Set task >> Examine each line of the data. Copy those that contain the string "title".

Given entries >>
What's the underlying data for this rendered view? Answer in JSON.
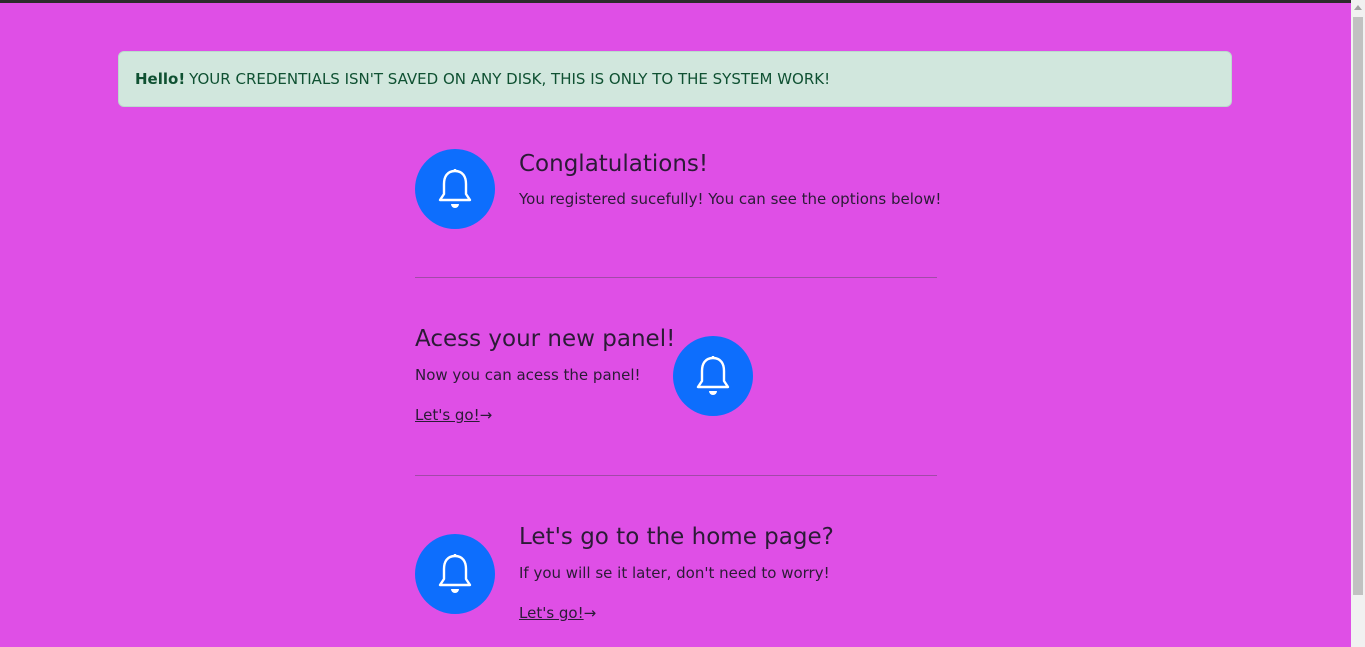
{
  "alert": {
    "strong": "Hello!",
    "message": "YOUR CREDENTIALS ISN'T SAVED ON ANY DISK, THIS IS ONLY TO THE SYSTEM WORK!"
  },
  "features": [
    {
      "title": "Conglatulations!",
      "text": "You registered sucefully! You can see the options below!",
      "icon": "bell-icon"
    },
    {
      "title": "Acess your new panel!",
      "text": "Now you can acess the panel!",
      "link": "Let's go!",
      "link_arrow": "→",
      "icon": "bell-icon"
    },
    {
      "title": "Let's go to the home page?",
      "text": "If you will se it later, don't need to worry!",
      "link": "Let's go!",
      "link_arrow": "→",
      "icon": "bell-icon"
    }
  ],
  "colors": {
    "background": "#df4fe6",
    "icon_circle": "#0d6efd",
    "alert_bg": "#d1e7dd",
    "alert_text": "#0f5132"
  }
}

Result >>
      "title": "Conglatulations!",
      "title": "Acess your new panel!",
      "title": "Let's go to the home page?",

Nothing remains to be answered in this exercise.